Stated goal: Below is the data. Give it again, complete and exact.

Dataset content:
↓↓↓

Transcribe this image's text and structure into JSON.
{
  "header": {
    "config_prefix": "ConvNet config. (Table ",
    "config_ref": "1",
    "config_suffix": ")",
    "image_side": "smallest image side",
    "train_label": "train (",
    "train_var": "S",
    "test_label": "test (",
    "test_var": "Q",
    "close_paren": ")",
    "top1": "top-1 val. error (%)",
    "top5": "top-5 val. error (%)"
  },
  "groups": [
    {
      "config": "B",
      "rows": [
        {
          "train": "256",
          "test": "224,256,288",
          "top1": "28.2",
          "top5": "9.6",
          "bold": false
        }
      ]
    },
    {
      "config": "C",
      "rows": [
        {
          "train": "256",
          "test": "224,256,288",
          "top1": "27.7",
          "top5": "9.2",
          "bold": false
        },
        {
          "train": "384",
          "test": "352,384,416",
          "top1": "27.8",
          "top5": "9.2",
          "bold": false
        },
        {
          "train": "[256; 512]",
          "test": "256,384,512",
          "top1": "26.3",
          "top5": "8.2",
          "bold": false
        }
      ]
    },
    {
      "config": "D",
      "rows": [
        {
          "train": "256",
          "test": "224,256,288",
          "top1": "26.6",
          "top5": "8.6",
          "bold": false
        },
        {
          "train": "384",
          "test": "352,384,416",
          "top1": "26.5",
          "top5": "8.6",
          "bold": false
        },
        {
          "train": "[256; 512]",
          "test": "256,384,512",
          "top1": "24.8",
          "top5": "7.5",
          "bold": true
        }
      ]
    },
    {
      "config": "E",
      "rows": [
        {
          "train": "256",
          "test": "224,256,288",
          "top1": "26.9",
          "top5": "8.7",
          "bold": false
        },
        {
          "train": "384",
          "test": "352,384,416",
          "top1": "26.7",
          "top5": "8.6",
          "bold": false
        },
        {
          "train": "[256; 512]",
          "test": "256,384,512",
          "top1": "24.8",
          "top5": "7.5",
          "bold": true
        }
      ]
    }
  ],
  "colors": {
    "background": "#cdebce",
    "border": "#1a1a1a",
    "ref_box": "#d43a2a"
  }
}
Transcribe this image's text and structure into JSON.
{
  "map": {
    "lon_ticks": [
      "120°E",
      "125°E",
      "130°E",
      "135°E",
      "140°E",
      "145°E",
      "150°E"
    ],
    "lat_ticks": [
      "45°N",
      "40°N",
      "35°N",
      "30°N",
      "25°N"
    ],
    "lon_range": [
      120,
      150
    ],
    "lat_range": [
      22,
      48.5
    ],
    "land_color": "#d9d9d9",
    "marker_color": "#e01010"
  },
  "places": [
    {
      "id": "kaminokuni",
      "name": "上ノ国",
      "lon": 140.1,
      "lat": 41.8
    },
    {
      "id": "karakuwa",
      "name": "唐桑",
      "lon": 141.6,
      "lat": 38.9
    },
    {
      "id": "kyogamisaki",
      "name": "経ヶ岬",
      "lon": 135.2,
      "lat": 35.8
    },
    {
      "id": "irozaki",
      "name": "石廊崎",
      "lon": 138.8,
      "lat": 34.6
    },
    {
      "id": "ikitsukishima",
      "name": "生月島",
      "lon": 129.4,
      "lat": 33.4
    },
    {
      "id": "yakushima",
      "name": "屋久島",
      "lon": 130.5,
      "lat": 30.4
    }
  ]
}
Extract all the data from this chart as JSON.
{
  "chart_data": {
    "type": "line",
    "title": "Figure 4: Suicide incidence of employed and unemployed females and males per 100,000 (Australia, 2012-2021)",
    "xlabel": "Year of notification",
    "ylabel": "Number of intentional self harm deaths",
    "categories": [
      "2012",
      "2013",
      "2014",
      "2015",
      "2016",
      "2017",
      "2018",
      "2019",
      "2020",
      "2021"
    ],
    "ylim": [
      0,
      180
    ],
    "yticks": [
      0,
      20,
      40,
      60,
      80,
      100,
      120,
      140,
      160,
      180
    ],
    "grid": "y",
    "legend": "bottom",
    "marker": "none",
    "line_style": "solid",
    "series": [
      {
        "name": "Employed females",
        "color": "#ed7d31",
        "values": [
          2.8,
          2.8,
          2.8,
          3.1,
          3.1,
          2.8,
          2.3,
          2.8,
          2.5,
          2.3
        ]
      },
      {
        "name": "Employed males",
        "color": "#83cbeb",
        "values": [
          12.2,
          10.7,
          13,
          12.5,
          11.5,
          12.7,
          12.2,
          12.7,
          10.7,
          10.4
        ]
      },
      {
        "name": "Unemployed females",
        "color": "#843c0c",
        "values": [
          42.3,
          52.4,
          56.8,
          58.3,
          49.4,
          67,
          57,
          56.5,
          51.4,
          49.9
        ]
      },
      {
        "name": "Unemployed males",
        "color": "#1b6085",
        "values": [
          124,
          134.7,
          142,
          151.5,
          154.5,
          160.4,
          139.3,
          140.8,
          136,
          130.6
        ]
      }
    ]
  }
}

↑↑↑

Result:
Transcribe this image's text and structure into JSON.
{
  "header": {
    "config_prefix": "ConvNet config. (Table ",
    "config_ref": "1",
    "config_suffix": ")",
    "image_side": "smallest image side",
    "train_label": "train (",
    "train_var": "S",
    "test_label": "test (",
    "test_var": "Q",
    "close_paren": ")",
    "top1": "top-1 val. error (%)",
    "top5": "top-5 val. error (%)"
  },
  "groups": [
    {
      "config": "B",
      "rows": [
        {
          "train": "256",
          "test": "224,256,288",
          "top1": "28.2",
          "top5": "9.6",
          "bold": false
        }
      ]
    },
    {
      "config": "C",
      "rows": [
        {
          "train": "256",
          "test": "224,256,288",
          "top1": "27.7",
          "top5": "9.2",
          "bold": false
        },
        {
          "train": "384",
          "test": "352,384,416",
          "top1": "27.8",
          "top5": "9.2",
          "bold": false
        },
        {
          "train": "[256; 512]",
          "test": "256,384,512",
          "top1": "26.3",
          "top5": "8.2",
          "bold": false
        }
      ]
    },
    {
      "config": "D",
      "rows": [
        {
          "train": "256",
          "test": "224,256,288",
          "top1": "26.6",
          "top5": "8.6",
          "bold": false
        },
        {
          "train": "384",
          "test": "352,384,416",
          "top1": "26.5",
          "top5": "8.6",
          "bold": false
        },
        {
          "train": "[256; 512]",
          "test": "256,384,512",
          "top1": "24.8",
          "top5": "7.5",
          "bold": true
        }
      ]
    },
    {
      "config": "E",
      "rows": [
        {
          "train": "256",
          "test": "224,256,288",
          "top1": "26.9",
          "top5": "8.7",
          "bold": false
        },
        {
          "train": "384",
          "test": "352,384,416",
          "top1": "26.7",
          "top5": "8.6",
          "bold": false
        },
        {
          "train": "[256; 512]",
          "test": "256,384,512",
          "top1": "24.8",
          "top5": "7.5",
          "bold": true
        }
      ]
    }
  ],
  "colors": {
    "background": "#cdebce",
    "border": "#1a1a1a",
    "ref_box": "#d43a2a"
  }
}
Transcribe this image's text and structure into JSON.
{
  "map": {
    "lon_ticks": [
      "120°E",
      "125°E",
      "130°E",
      "135°E",
      "140°E",
      "145°E",
      "150°E"
    ],
    "lat_ticks": [
      "45°N",
      "40°N",
      "35°N",
      "30°N",
      "25°N"
    ],
    "lon_range": [
      120,
      150
    ],
    "lat_range": [
      22,
      48.5
    ],
    "land_color": "#d9d9d9",
    "marker_color": "#e01010"
  },
  "places": [
    {
      "id": "kaminokuni",
      "name": "上ノ国",
      "lon": 140.1,
      "lat": 41.8
    },
    {
      "id": "karakuwa",
      "name": "唐桑",
      "lon": 141.6,
      "lat": 38.9
    },
    {
      "id": "kyogamisaki",
      "name": "経ヶ岬",
      "lon": 135.2,
      "lat": 35.8
    },
    {
      "id": "irozaki",
      "name": "石廊崎",
      "lon": 138.8,
      "lat": 34.6
    },
    {
      "id": "ikitsukishima",
      "name": "生月島",
      "lon": 129.4,
      "lat": 33.4
    },
    {
      "id": "yakushima",
      "name": "屋久島",
      "lon": 130.5,
      "lat": 30.4
    }
  ]
}
Extract all the data from this chart as JSON.
{
  "chart_data": {
    "type": "line",
    "title": "Figure 4: Suicide incidence of employed and unemployed females and males per 100,000 (Australia, 2012-2021)",
    "xlabel": "Year of notification",
    "ylabel": "Number of intentional self harm deaths",
    "categories": [
      "2012",
      "2013",
      "2014",
      "2015",
      "2016",
      "2017",
      "2018",
      "2019",
      "2020",
      "2021"
    ],
    "ylim": [
      0,
      180
    ],
    "yticks": [
      0,
      20,
      40,
      60,
      80,
      100,
      120,
      140,
      160,
      180
    ],
    "grid": "y",
    "legend": "bottom",
    "marker": "none",
    "line_style": "solid",
    "series": [
      {
        "name": "Employed females",
        "color": "#ed7d31",
        "values": [
          2.8,
          2.8,
          2.8,
          3.1,
          3.1,
          2.8,
          2.3,
          2.8,
          2.5,
          2.3
        ]
      },
      {
        "name": "Employed males",
        "color": "#83cbeb",
        "values": [
          12.2,
          10.7,
          13,
          12.5,
          11.5,
          12.7,
          12.2,
          12.7,
          10.7,
          10.4
        ]
      },
      {
        "name": "Unemployed females",
        "color": "#843c0c",
        "values": [
          42.3,
          52.4,
          56.8,
          58.3,
          49.4,
          67,
          57,
          56.5,
          51.4,
          49.9
        ]
      },
      {
        "name": "Unemployed males",
        "color": "#1b6085",
        "values": [
          124,
          134.7,
          142,
          151.5,
          154.5,
          160.4,
          139.3,
          140.8,
          136,
          130.6
        ]
      }
    ]
  }
}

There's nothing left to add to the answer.